_BRANO:_
------

2.- Nè può essere condiviso l’assunto prospettato con il secondo motivo di censura secondo il quale, per gli immobili oggetto di concessione edilizia in sanatoria ai sensi dell'art 35 della legge 28 febbraio 1985 n. 47, il rilascio della licenza di abitabilità, in base al disposto del ventesimo comma dello stesso articolo, costituirebbe atto dovuto, anche in assenza dei prescritti requisiti igienico-sanitari.
In proposito, non v’è motivo per discostarsi dall’orientamento giurisprudenziale secondo cui il rilascio del certificato di abitabilità di un fabbricato, conseguente al condono edilizio ai sensi dell'art 35, comma 20, L. n. 47 del 1985, può legittimamente avvenire in deroga solo a norme regolamentari e non anche quando siano carenti le condizioni di salubrità, richieste invece da fonti normative di livello primario, in quanto la disciplina del condono edilizio, per il suo carattere eccezionale e derogatorio, non è suscettibile di interpretazioni estensive e, soprattutto, tali da incidere sul fondamentale principio della tutela della salute (cfr. CdS, V, 15.4.2004 n. 2140; 13 aprile 1999 n. 414).

------

[Dati sui confini delle regioni]
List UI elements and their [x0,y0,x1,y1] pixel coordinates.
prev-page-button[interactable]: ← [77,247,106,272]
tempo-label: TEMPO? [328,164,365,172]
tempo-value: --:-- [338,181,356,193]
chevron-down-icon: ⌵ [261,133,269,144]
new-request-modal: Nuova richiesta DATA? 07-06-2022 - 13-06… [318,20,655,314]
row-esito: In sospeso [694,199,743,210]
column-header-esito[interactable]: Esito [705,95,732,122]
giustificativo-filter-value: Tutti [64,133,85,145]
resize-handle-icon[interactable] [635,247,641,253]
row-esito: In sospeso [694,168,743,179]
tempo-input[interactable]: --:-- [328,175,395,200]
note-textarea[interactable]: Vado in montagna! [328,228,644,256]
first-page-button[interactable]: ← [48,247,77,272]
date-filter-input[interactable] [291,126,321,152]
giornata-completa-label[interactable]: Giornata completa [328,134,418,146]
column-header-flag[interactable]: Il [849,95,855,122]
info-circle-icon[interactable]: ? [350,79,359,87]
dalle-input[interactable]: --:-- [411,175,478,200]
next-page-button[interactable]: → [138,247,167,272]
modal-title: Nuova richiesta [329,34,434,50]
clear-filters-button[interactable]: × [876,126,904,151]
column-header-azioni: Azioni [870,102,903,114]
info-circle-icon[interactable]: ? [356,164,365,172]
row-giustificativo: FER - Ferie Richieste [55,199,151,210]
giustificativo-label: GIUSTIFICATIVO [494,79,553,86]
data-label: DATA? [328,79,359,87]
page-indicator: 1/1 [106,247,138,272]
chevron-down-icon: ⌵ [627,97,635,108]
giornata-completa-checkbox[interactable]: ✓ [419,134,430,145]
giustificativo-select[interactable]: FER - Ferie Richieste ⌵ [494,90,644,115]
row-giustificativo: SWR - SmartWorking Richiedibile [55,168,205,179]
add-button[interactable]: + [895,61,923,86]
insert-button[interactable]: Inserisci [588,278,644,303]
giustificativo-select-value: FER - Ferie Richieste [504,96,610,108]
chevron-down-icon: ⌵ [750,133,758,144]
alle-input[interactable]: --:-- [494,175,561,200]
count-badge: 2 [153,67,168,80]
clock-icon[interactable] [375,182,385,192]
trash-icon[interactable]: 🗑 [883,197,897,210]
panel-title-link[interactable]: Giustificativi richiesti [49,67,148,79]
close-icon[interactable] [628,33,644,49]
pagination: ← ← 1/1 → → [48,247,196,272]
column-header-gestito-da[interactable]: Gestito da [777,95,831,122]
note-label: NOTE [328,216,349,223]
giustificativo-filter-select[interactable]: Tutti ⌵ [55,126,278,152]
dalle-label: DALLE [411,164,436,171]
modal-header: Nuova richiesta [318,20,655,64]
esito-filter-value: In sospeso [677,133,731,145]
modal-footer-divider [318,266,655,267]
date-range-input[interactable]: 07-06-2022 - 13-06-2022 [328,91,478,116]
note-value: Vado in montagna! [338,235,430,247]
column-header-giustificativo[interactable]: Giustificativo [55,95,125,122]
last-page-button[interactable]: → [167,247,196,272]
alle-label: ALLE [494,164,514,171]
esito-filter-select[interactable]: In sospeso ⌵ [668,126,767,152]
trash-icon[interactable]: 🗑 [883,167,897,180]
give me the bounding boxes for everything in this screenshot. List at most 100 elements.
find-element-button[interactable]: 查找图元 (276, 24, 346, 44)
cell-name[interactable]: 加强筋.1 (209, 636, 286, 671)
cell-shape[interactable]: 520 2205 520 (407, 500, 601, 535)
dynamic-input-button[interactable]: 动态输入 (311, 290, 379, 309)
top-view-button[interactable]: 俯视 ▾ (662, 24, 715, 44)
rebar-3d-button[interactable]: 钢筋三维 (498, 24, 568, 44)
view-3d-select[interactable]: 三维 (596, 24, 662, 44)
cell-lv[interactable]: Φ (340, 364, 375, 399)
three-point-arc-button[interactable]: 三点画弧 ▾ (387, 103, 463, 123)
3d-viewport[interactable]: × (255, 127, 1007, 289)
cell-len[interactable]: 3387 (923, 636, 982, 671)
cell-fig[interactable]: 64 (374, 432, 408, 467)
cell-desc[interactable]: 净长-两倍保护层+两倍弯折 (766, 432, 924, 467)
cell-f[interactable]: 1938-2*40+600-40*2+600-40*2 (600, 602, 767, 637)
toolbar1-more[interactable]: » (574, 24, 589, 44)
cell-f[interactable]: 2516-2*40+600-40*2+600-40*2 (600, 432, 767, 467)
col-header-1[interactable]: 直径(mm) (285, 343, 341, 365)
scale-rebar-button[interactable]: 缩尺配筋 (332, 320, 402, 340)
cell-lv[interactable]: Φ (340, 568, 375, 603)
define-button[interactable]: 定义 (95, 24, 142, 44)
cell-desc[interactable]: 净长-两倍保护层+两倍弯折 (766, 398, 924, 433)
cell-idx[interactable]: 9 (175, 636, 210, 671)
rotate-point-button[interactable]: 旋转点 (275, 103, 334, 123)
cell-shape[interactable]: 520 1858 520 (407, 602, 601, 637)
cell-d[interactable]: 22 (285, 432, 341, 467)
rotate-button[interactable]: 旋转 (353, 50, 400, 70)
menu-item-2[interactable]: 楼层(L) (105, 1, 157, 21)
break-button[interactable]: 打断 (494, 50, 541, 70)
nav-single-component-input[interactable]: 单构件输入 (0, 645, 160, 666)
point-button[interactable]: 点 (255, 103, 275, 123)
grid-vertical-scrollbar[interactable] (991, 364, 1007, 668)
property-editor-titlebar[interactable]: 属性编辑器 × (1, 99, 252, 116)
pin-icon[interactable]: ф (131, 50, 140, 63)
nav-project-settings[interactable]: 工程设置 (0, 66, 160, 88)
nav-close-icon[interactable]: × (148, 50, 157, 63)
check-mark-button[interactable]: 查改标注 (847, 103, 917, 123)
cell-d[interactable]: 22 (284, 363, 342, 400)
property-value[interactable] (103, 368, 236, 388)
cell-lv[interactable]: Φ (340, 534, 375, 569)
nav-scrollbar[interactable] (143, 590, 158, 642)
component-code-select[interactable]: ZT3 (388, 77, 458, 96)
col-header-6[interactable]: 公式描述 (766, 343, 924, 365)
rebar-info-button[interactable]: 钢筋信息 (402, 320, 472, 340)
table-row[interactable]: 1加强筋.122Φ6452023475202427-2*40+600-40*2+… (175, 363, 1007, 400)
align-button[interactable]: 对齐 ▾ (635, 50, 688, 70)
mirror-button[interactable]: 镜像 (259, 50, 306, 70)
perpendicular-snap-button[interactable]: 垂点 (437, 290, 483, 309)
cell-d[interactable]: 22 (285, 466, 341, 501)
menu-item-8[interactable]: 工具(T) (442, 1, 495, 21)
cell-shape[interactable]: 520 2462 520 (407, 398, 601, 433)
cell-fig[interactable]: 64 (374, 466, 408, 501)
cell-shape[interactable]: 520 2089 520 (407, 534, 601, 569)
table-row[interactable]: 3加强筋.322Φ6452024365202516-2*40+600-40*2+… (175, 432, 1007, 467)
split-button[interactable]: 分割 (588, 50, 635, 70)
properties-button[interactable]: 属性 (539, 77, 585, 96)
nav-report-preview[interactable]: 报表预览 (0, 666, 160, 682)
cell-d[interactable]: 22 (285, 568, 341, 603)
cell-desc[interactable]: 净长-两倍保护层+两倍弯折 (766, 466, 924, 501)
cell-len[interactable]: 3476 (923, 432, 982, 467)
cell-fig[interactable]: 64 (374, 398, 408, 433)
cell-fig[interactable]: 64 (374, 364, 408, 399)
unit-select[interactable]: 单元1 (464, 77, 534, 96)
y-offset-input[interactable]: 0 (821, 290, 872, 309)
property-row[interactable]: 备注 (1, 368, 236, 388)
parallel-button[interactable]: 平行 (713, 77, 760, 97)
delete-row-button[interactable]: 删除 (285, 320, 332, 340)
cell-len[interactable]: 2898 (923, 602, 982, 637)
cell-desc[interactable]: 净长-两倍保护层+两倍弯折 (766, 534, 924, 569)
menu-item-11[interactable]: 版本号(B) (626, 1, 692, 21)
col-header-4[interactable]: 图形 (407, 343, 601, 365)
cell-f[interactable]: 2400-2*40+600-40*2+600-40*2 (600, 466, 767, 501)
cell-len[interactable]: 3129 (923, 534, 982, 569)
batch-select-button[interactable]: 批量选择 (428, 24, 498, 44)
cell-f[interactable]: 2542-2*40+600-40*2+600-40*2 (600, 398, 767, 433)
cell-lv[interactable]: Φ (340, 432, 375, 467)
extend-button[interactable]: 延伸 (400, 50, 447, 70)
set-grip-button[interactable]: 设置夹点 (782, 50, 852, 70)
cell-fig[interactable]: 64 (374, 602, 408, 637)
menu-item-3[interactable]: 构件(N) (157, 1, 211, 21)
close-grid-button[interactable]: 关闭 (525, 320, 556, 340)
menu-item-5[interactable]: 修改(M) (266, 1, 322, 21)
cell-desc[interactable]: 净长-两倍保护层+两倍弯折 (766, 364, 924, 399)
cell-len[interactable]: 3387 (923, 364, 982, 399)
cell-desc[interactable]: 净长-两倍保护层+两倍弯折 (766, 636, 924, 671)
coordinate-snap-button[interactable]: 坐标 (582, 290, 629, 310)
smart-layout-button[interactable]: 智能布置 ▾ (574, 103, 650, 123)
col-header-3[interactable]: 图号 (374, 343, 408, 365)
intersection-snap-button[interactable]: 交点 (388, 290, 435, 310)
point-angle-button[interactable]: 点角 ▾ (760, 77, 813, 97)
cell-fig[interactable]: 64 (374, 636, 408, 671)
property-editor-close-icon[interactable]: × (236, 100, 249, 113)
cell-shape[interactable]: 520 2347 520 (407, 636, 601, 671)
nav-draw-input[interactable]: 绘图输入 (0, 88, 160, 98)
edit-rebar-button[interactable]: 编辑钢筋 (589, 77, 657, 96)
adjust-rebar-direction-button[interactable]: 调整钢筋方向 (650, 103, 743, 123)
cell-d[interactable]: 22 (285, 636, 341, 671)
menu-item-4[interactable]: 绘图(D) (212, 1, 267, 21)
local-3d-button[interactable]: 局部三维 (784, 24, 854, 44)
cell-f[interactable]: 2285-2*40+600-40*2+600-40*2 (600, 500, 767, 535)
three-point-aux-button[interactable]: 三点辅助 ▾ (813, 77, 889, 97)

------

_ESERCIZI DA SVOLGERE:_
a. Trascrivi parola per parola il brano da "In proposito, non" a "1999 n. 414).".
b. Rispondi in base al brano:
(i) Secondo il secondo motivo di censura, quale comma dell'art. 35 della legge 28 febbraio 1985 n. 47 renderebbe il rilascio della licenza di abitabilità un atto dovuto?
(ii) Da fonti normative di quale livello sono richieste le condizioni di salubrità?
(iii) Quali pronunce sono citate tra parentesi a sostegno dell'orientamento giurisprudenziale?

_SOLUZIONI:_
a.
In proposito, non v’è motivo per discostarsi dall’orientamento giurisprudenziale secondo cui il rilascio del certificato di abitabilità di un fabbricato, conseguente al condono edilizio ai sensi dell'art 35, comma 20, L. n. 47 del 1985, può legittimamente avvenire in deroga solo a norme regolamentari e non anche quando siano carenti le condizioni di salubrità, richieste invece da fonti normative di livello primario, in quanto la disciplina del condono edilizio, per il suo carattere eccezionale e derogatorio, non è suscettibile di interpretazioni estensive e, soprattutto, tali da incidere sul fondamentale principio della tutela della salute (cfr. CdS, V, 15.4.2004 n. 2140; 13 aprile 1999 n. 414).

b.
(i) Il ventesimo comma (comma 20) dello stesso art. 35.
(ii) Da fonti normative di livello primario.
(iii) CdS, V, 15.4.2004 n. 2140 e 13 aprile 1999 n. 414.